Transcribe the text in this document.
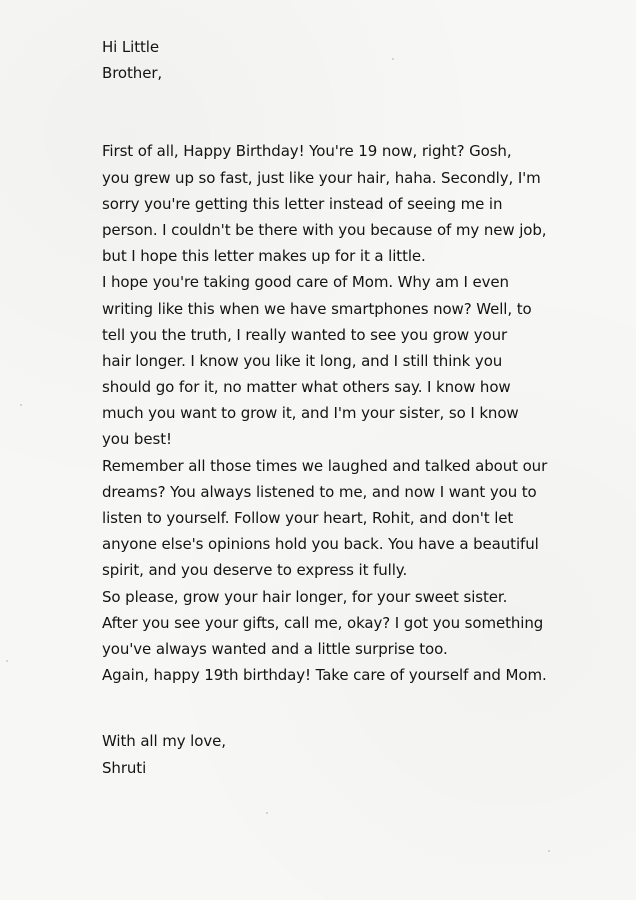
Hi Little
Brother,
First of all, Happy Birthday! You're 19 now, right? Gosh,
you grew up so fast, just like your hair, haha. Secondly, I'm
sorry you're getting this letter instead of seeing me in
person. I couldn't be there with you because of my new job,
but I hope this letter makes up for it a little.
I hope you're taking good care of Mom. Why am I even
writing like this when we have smartphones now? Well, to
tell you the truth, I really wanted to see you grow your
hair longer. I know you like it long, and I still think you
should go for it, no matter what others say. I know how
much you want to grow it, and I'm your sister, so I know
you best!
Remember all those times we laughed and talked about our
dreams? You always listened to me, and now I want you to
listen to yourself. Follow your heart, Rohit, and don't let
anyone else's opinions hold you back. You have a beautiful
spirit, and you deserve to express it fully.
So please, grow your hair longer, for your sweet sister.
After you see your gifts, call me, okay? I got you something
you've always wanted and a little surprise too.
Again, happy 19th birthday! Take care of yourself and Mom.
With all my love,
Shruti
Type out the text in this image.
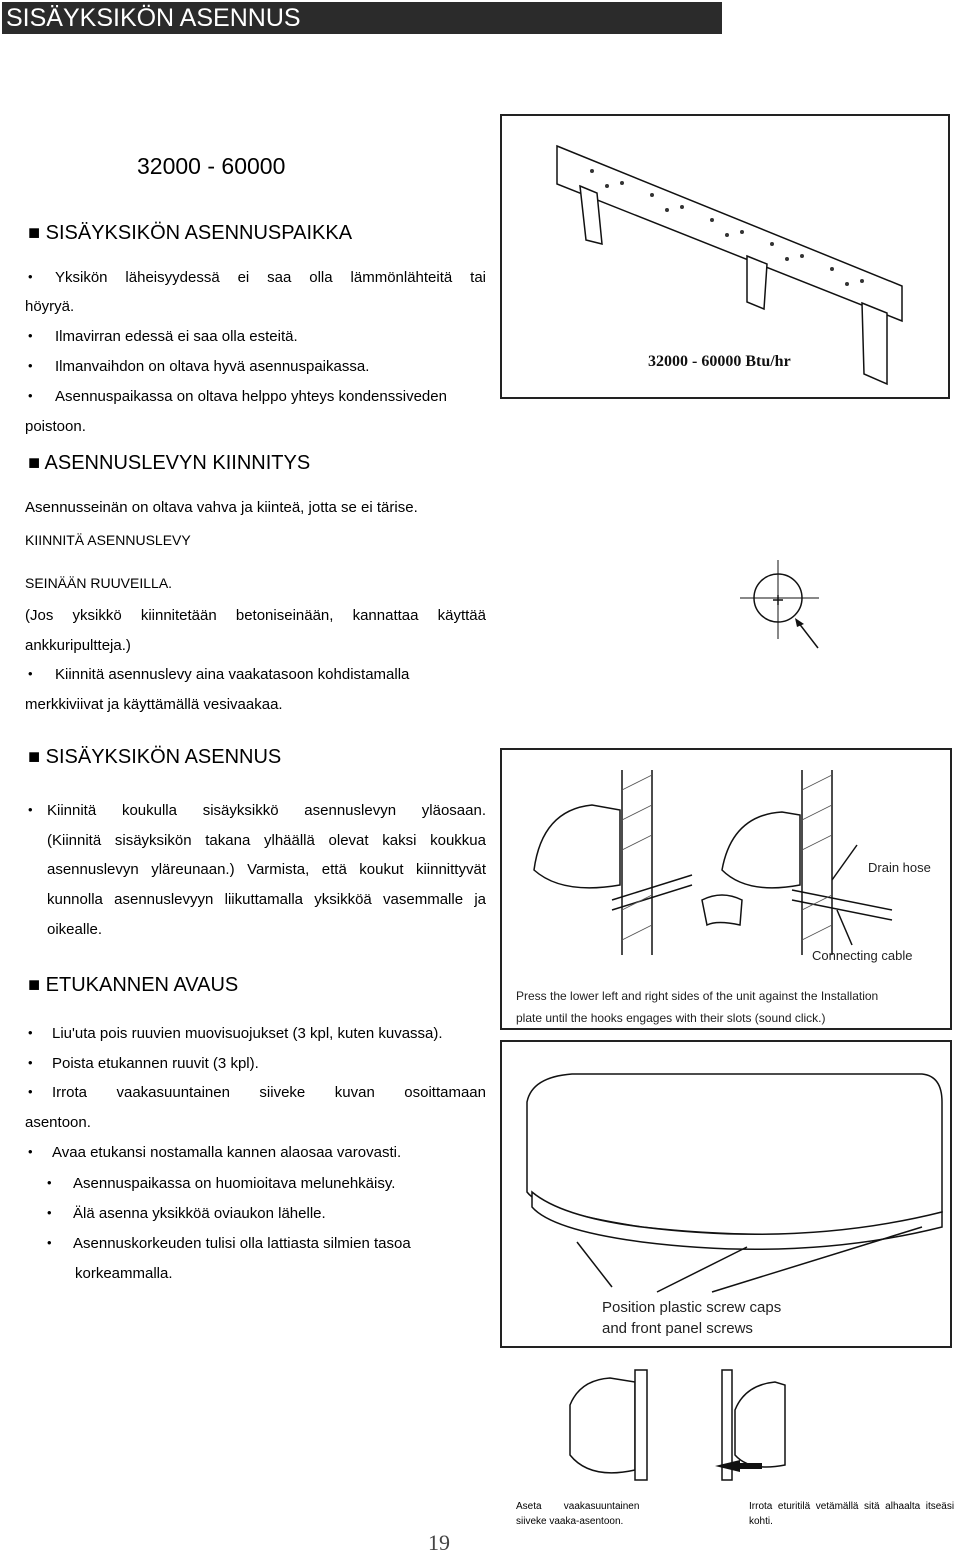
SISÄYKSIKÖN ASENNUS
32000 - 60000
■ SISÄYKSIKÖN ASENNUSPAIKKA
• Yksikön läheisyydessä ei saa olla lämmönlähteitä tai
höyryä.
• Ilmavirran edessä ei saa olla esteitä.
• Ilmanvaihdon on oltava hyvä asennuspaikassa.
• Asennuspaikassa on oltava helppo yhteys kondenssiveden
poistoon.
■ ASENNUSLEVYN KIINNITYS
Asennusseinän on oltava vahva ja kiinteä, jotta se ei tärise.
KIINNITÄ ASENNUSLEVY
SEINÄÄN RUUVEILLA.
(Jos yksikkö kiinnitetään betoniseinään, kannattaa käyttää
ankkuripultteja.)
• Kiinnitä asennuslevy aina vaakatasoon kohdistamalla
merkkiviivat ja käyttämällä vesivaakaa.
■ SISÄYKSIKÖN ASENNUS
• Kiinnitä koukulla sisäyksikkö asennuslevyn yläosaan.
(Kiinnitä sisäyksikön takana ylhäällä olevat kaksi koukkua
asennuslevyn yläreunaan.) Varmista, että koukut kiinnittyvät
kunnolla asennuslevyyn liikuttamalla yksikköä vasemmalle ja
oikealle.
■ ETUKANNEN AVAUS
• Liu'uta pois ruuvien muovisuojukset (3 kpl, kuten kuvassa).
• Poista etukannen ruuvit (3 kpl).
• Irrota vaakasuuntainen siiveke kuvan osoittamaan
asentoon.
• Avaa etukansi nostamalla kannen alaosaa varovasti.
• Asennuspaikassa on huomioitava melunehkäisy.
• Älä asenna yksikköä oviaukon lähelle.
• Asennuskorkeuden tulisi olla lattiasta silmien tasoa
korkeammalla.
32000 - 60000 Btu/hr
Drain hose
Connecting cable
Press the lower left and right sides of the unit against the Installation
plate until the hooks engages with their slots (sound click.)
Position plastic screw caps
and front panel screws
Aseta        vaakasuuntainen
siiveke vaaka-asentoon.
Irrota  eturitilä  vetämällä  sitä  alhaalta  itseäsi
kohti.
19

**Written request:**
Only the number is wanted: how many lines above include the word "this"?

**Completed task:**
5